▶ Exercise: Restate every entry word for word.
··· Stored records ···
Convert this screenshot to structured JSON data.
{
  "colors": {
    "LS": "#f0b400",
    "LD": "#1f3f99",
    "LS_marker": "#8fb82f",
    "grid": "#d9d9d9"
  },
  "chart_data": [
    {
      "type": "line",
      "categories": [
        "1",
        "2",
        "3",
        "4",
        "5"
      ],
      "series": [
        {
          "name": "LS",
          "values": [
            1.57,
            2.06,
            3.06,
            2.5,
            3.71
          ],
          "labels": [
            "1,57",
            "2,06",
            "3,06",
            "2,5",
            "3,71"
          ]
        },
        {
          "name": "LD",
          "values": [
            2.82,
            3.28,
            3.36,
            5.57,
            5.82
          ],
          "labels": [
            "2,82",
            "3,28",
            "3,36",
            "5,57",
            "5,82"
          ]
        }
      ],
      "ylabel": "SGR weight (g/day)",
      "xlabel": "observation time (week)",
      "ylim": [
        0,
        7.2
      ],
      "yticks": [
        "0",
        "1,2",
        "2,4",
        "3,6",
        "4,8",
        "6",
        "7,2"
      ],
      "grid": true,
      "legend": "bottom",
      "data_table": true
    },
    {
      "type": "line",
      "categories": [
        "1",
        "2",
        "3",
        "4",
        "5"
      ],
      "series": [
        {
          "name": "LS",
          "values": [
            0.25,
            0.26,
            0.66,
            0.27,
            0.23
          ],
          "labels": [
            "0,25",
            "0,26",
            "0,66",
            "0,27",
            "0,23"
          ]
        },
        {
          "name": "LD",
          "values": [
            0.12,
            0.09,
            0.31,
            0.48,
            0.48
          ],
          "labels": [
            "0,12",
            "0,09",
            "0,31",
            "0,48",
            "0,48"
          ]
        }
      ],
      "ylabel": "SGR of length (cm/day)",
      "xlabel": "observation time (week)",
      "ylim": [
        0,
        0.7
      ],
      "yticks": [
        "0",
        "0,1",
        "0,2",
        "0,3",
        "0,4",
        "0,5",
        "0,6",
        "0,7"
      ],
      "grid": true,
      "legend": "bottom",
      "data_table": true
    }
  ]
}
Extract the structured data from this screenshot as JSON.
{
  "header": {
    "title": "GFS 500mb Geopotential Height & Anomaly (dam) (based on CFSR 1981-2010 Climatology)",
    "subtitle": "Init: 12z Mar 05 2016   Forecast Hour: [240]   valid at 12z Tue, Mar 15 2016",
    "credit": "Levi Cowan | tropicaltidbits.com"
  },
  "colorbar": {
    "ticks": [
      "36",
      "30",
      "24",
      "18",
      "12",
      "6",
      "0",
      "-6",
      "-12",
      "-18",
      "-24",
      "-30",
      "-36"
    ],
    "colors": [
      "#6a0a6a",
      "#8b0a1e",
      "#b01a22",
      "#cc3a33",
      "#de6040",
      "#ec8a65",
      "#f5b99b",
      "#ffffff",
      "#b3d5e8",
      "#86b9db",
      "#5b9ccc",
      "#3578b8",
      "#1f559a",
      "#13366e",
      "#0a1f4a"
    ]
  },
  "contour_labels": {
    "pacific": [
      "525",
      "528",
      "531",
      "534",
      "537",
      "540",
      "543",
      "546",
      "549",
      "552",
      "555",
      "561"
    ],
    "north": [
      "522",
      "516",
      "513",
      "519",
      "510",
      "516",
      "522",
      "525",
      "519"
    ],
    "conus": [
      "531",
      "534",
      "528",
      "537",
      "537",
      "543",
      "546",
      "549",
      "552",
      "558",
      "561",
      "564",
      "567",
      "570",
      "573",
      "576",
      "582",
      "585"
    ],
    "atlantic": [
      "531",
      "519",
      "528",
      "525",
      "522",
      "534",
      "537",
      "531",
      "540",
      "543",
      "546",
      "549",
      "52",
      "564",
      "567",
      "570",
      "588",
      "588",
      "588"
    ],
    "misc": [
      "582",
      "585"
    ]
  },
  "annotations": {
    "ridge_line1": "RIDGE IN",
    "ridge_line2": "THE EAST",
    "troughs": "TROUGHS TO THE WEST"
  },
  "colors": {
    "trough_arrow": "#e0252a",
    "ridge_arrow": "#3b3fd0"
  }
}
···
▶ Exercise solution:
Convert this screenshot to structured JSON data.
{
  "colors": {
    "LS": "#f0b400",
    "LD": "#1f3f99",
    "LS_marker": "#8fb82f",
    "grid": "#d9d9d9"
  },
  "chart_data": [
    {
      "type": "line",
      "categories": [
        "1",
        "2",
        "3",
        "4",
        "5"
      ],
      "series": [
        {
          "name": "LS",
          "values": [
            1.57,
            2.06,
            3.06,
            2.5,
            3.71
          ],
          "labels": [
            "1,57",
            "2,06",
            "3,06",
            "2,5",
            "3,71"
          ]
        },
        {
          "name": "LD",
          "values": [
            2.82,
            3.28,
            3.36,
            5.57,
            5.82
          ],
          "labels": [
            "2,82",
            "3,28",
            "3,36",
            "5,57",
            "5,82"
          ]
        }
      ],
      "ylabel": "SGR weight (g/day)",
      "xlabel": "observation time (week)",
      "ylim": [
        0,
        7.2
      ],
      "yticks": [
        "0",
        "1,2",
        "2,4",
        "3,6",
        "4,8",
        "6",
        "7,2"
      ],
      "grid": true,
      "legend": "bottom",
      "data_table": true
    },
    {
      "type": "line",
      "categories": [
        "1",
        "2",
        "3",
        "4",
        "5"
      ],
      "series": [
        {
          "name": "LS",
          "values": [
            0.25,
            0.26,
            0.66,
            0.27,
            0.23
          ],
          "labels": [
            "0,25",
            "0,26",
            "0,66",
            "0,27",
            "0,23"
          ]
        },
        {
          "name": "LD",
          "values": [
            0.12,
            0.09,
            0.31,
            0.48,
            0.48
          ],
          "labels": [
            "0,12",
            "0,09",
            "0,31",
            "0,48",
            "0,48"
          ]
        }
      ],
      "ylabel": "SGR of length (cm/day)",
      "xlabel": "observation time (week)",
      "ylim": [
        0,
        0.7
      ],
      "yticks": [
        "0",
        "0,1",
        "0,2",
        "0,3",
        "0,4",
        "0,5",
        "0,6",
        "0,7"
      ],
      "grid": true,
      "legend": "bottom",
      "data_table": true
    }
  ]
}
Extract the structured data from this screenshot as JSON.
{
  "header": {
    "title": "GFS 500mb Geopotential Height & Anomaly (dam) (based on CFSR 1981-2010 Climatology)",
    "subtitle": "Init: 12z Mar 05 2016   Forecast Hour: [240]   valid at 12z Tue, Mar 15 2016",
    "credit": "Levi Cowan | tropicaltidbits.com"
  },
  "colorbar": {
    "ticks": [
      "36",
      "30",
      "24",
      "18",
      "12",
      "6",
      "0",
      "-6",
      "-12",
      "-18",
      "-24",
      "-30",
      "-36"
    ],
    "colors": [
      "#6a0a6a",
      "#8b0a1e",
      "#b01a22",
      "#cc3a33",
      "#de6040",
      "#ec8a65",
      "#f5b99b",
      "#ffffff",
      "#b3d5e8",
      "#86b9db",
      "#5b9ccc",
      "#3578b8",
      "#1f559a",
      "#13366e",
      "#0a1f4a"
    ]
  },
  "contour_labels": {
    "pacific": [
      "525",
      "528",
      "531",
      "534",
      "537",
      "540",
      "543",
      "546",
      "549",
      "552",
      "555",
      "561"
    ],
    "north": [
      "522",
      "516",
      "513",
      "519",
      "510",
      "516",
      "522",
      "525",
      "519"
    ],
    "conus": [
      "531",
      "534",
      "528",
      "537",
      "537",
      "543",
      "546",
      "549",
      "552",
      "558",
      "561",
      "564",
      "567",
      "570",
      "573",
      "576",
      "582",
      "585"
    ],
    "atlantic": [
      "531",
      "519",
      "528",
      "525",
      "522",
      "534",
      "537",
      "531",
      "540",
      "543",
      "546",
      "549",
      "52",
      "564",
      "567",
      "570",
      "588",
      "588",
      "588"
    ],
    "misc": [
      "582",
      "585"
    ]
  },
  "annotations": {
    "ridge_line1": "RIDGE IN",
    "ridge_line2": "THE EAST",
    "troughs": "TROUGHS TO THE WEST"
  },
  "colors": {
    "trough_arrow": "#e0252a",
    "ridge_arrow": "#3b3fd0"
  }
}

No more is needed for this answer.